━━━ DATA FOR THIS TASK
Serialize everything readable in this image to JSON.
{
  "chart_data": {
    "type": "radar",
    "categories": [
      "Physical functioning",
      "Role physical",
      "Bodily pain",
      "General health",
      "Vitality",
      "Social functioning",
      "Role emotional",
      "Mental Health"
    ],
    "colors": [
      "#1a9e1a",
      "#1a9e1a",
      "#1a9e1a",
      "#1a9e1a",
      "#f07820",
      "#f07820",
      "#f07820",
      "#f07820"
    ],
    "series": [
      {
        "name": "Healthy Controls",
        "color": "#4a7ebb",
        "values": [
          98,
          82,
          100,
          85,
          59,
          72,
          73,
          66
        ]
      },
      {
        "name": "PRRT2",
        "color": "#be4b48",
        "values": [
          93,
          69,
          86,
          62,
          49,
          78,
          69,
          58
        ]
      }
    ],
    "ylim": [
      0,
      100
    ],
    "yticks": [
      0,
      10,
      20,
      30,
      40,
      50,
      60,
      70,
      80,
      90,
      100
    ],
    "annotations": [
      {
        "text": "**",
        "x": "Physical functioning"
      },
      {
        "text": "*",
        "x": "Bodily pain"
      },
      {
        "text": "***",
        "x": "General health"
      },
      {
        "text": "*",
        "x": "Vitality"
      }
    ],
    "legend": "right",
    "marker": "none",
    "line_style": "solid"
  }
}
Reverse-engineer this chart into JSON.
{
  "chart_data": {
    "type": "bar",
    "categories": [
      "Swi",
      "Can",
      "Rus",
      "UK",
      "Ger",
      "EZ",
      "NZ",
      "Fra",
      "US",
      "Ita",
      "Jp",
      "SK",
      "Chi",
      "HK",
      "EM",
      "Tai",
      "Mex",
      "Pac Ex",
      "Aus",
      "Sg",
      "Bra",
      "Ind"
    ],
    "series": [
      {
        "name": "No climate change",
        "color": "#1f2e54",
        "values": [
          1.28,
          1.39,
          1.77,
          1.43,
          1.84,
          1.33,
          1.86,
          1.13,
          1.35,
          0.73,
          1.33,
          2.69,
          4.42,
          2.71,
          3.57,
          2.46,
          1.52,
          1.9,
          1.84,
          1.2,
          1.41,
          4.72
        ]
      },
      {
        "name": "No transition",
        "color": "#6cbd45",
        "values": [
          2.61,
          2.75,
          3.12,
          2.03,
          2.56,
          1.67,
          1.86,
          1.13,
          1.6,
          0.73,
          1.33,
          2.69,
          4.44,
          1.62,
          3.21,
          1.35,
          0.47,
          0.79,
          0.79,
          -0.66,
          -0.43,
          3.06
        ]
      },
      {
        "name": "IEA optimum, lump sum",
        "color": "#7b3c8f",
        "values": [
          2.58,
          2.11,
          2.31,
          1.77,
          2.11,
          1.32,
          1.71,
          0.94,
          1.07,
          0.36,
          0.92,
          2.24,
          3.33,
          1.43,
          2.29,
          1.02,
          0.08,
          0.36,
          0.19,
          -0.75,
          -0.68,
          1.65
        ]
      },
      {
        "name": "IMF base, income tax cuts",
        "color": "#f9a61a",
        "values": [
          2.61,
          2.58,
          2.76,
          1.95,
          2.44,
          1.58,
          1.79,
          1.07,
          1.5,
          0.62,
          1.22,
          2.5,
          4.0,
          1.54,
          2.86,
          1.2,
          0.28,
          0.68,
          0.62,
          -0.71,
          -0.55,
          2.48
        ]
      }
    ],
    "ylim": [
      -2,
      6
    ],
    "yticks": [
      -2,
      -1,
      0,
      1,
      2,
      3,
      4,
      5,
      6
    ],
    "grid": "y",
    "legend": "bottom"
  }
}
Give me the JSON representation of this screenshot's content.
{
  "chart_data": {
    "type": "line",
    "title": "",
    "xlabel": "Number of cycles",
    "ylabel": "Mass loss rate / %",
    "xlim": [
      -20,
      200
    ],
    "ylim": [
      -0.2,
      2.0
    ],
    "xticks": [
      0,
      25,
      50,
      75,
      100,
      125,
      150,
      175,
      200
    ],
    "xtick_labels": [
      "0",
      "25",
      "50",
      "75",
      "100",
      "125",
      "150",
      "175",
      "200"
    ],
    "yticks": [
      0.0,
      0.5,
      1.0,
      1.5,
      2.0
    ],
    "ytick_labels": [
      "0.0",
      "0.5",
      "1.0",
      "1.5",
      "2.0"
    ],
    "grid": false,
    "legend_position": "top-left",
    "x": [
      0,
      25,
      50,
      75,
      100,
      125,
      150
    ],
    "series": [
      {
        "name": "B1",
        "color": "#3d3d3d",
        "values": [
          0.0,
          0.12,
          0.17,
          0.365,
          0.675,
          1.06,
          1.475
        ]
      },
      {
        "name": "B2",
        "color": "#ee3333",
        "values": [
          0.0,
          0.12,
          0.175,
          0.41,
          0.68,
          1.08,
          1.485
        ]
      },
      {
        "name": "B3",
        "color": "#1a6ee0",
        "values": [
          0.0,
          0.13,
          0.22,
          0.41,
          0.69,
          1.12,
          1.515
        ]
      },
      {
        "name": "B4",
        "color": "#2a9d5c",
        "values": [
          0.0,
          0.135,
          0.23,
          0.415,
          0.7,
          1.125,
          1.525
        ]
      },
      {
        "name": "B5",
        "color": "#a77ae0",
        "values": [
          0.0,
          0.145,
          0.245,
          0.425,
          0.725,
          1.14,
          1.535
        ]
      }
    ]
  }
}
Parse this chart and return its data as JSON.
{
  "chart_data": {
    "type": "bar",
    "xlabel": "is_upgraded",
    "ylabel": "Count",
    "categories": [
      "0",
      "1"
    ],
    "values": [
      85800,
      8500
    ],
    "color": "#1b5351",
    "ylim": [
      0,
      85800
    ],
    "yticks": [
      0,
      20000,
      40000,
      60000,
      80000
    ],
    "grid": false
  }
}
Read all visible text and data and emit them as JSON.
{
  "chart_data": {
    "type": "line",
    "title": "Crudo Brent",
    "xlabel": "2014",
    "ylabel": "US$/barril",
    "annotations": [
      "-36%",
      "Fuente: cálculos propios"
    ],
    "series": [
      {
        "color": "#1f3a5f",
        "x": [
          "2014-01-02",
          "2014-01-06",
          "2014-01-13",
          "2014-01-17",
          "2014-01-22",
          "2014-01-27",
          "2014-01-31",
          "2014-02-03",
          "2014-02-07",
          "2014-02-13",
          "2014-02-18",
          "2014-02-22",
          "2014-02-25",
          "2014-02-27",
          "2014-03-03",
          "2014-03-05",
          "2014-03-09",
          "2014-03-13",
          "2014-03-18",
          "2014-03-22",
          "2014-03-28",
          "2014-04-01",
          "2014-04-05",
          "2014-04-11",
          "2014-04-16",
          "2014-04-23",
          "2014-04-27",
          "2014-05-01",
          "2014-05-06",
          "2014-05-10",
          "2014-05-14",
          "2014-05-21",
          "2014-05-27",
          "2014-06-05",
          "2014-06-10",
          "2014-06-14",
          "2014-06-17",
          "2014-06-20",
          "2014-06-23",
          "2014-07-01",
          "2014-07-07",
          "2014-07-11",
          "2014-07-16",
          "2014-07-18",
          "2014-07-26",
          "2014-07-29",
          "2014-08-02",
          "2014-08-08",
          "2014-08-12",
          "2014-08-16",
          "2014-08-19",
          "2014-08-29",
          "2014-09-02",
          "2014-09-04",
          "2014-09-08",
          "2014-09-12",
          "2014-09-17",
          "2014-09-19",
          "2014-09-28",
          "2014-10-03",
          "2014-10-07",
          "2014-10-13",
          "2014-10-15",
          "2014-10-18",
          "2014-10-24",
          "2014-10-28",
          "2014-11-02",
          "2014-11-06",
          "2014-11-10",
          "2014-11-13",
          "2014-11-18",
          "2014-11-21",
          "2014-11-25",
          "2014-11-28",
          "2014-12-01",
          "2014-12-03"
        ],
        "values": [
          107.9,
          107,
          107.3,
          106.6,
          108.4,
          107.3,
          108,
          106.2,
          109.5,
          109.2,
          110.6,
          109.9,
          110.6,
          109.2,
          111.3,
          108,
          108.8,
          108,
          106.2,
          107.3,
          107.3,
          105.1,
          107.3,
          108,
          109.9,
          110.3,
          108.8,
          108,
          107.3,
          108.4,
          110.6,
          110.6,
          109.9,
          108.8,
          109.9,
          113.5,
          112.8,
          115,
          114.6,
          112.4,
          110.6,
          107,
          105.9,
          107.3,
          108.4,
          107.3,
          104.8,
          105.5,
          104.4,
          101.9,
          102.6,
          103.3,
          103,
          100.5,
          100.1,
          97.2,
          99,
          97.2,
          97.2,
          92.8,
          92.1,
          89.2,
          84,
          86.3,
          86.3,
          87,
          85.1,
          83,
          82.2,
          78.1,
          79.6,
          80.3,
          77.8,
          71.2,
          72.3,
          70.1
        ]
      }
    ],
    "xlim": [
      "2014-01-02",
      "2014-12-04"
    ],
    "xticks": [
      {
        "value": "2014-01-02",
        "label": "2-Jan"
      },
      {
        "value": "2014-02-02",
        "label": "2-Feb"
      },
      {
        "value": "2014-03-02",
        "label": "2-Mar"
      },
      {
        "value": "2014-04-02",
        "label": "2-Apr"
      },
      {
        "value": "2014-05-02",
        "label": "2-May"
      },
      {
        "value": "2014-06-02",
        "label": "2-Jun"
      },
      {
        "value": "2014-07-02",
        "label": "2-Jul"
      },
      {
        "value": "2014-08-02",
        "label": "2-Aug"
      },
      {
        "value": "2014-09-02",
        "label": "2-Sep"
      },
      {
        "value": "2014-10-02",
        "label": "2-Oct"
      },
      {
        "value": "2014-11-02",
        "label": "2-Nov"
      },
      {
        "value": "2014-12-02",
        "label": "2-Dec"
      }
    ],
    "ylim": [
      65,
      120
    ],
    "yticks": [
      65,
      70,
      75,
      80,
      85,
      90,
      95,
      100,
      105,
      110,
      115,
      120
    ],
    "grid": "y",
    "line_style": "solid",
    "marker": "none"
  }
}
━━━━━━
TASK BRIEF: Looking back at the lines above, state how many contain the word "functioning", and supply nothing besides the number.

FINISHED ANSWER: 3